### Request
An exact reproduction of the records is required, with all images left out.

### Given information
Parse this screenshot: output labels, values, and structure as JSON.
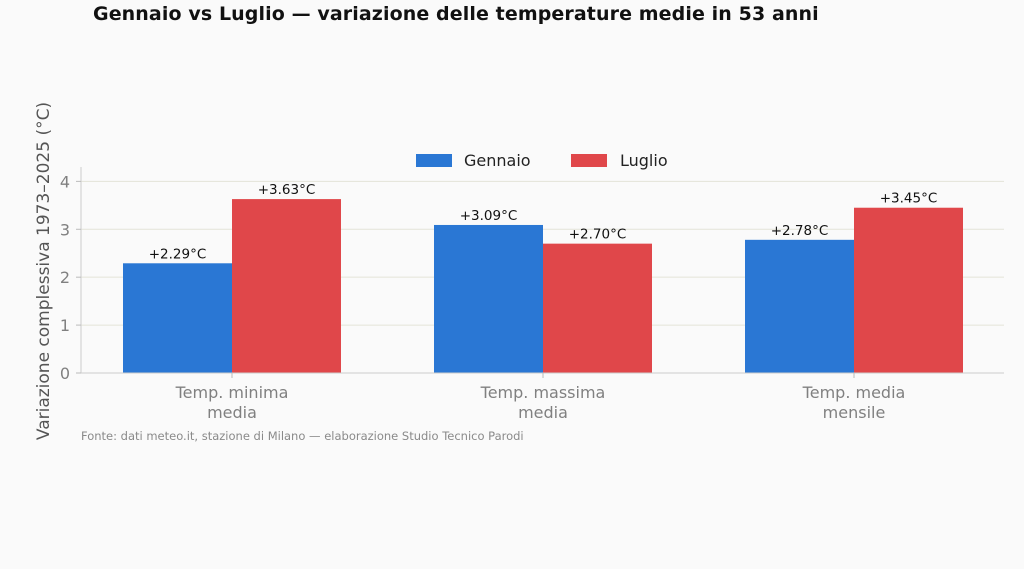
{
  "chart_data": {
    "type": "bar",
    "title": "Gennaio vs Luglio — variazione delle temperature medie in 53 anni",
    "ylabel": "Variazione complessiva 1973–2025 (°C)",
    "xlabel": "",
    "categories": [
      [
        "Temp. minima",
        "media"
      ],
      [
        "Temp. massima",
        "media"
      ],
      [
        "Temp. media",
        "mensile"
      ]
    ],
    "series": [
      {
        "name": "Gennaio",
        "color": "#2a77d4",
        "values": [
          2.29,
          3.09,
          2.78
        ],
        "labels": [
          "+2.29°C",
          "+3.09°C",
          "+2.78°C"
        ]
      },
      {
        "name": "Luglio",
        "color": "#e0474a",
        "values": [
          3.63,
          2.7,
          3.45
        ],
        "labels": [
          "+3.63°C",
          "+2.70°C",
          "+3.45°C"
        ]
      }
    ],
    "ylim": [
      0,
      4.3
    ],
    "yticks": [
      0,
      1,
      2,
      3,
      4
    ],
    "grid": true,
    "legend_position": "top-center",
    "source": "Fonte: dati meteo.it, stazione di Milano — elaborazione Studio Tecnico Parodi"
  }
}
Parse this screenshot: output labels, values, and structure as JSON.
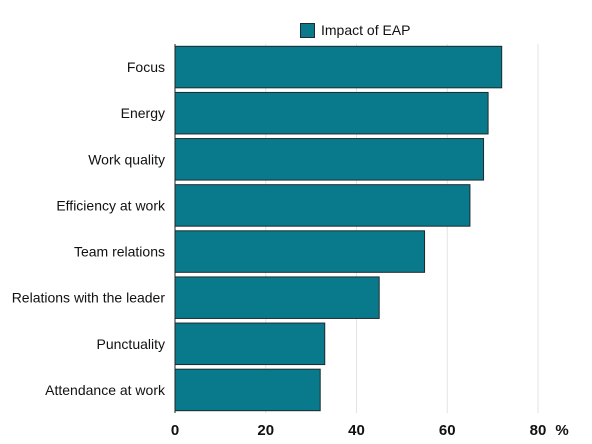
{
  "chart_data": {
    "type": "bar",
    "orientation": "horizontal",
    "categories": [
      "Focus",
      "Energy",
      "Work quality",
      "Efficiency at work",
      "Team relations",
      "Relations with the leader",
      "Punctuality",
      "Attendance at work"
    ],
    "series": [
      {
        "name": "Impact of EAP",
        "values": [
          72,
          69,
          68,
          65,
          55,
          45,
          33,
          32
        ]
      }
    ],
    "xlim": [
      0,
      80
    ],
    "xticks": [
      0,
      20,
      40,
      60,
      80
    ],
    "xunit": "%",
    "grid": true,
    "legend": "top",
    "bar_color": "#087a8c"
  }
}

### Written solution
Parse this screenshot: output labels, values, and structure as JSON.
{
  "chart_data": {
    "type": "bar",
    "title": "Gennaio vs Luglio — variazione delle temperature medie in 53 anni",
    "ylabel": "Variazione complessiva 1973–2025 (°C)",
    "xlabel": "",
    "categories": [
      [
        "Temp. minima",
        "media"
      ],
      [
        "Temp. massima",
        "media"
      ],
      [
        "Temp. media",
        "mensile"
      ]
    ],
    "series": [
      {
        "name": "Gennaio",
        "color": "#2a77d4",
        "values": [
          2.29,
          3.09,
          2.78
        ],
        "labels": [
          "+2.29°C",
          "+3.09°C",
          "+2.78°C"
        ]
      },
      {
        "name": "Luglio",
        "color": "#e0474a",
        "values": [
          3.63,
          2.7,
          3.45
        ],
        "labels": [
          "+3.63°C",
          "+2.70°C",
          "+3.45°C"
        ]
      }
    ],
    "ylim": [
      0,
      4.3
    ],
    "yticks": [
      0,
      1,
      2,
      3,
      4
    ],
    "grid": true,
    "legend_position": "top-center",
    "source": "Fonte: dati meteo.it, stazione di Milano — elaborazione Studio Tecnico Parodi"
  }
}
Parse this screenshot: output labels, values, and structure as JSON.
{
  "chart_data": {
    "type": "bar",
    "orientation": "horizontal",
    "categories": [
      "Focus",
      "Energy",
      "Work quality",
      "Efficiency at work",
      "Team relations",
      "Relations with the leader",
      "Punctuality",
      "Attendance at work"
    ],
    "series": [
      {
        "name": "Impact of EAP",
        "values": [
          72,
          69,
          68,
          65,
          55,
          45,
          33,
          32
        ]
      }
    ],
    "xlim": [
      0,
      80
    ],
    "xticks": [
      0,
      20,
      40,
      60,
      80
    ],
    "xunit": "%",
    "grid": true,
    "legend": "top",
    "bar_color": "#087a8c"
  }
}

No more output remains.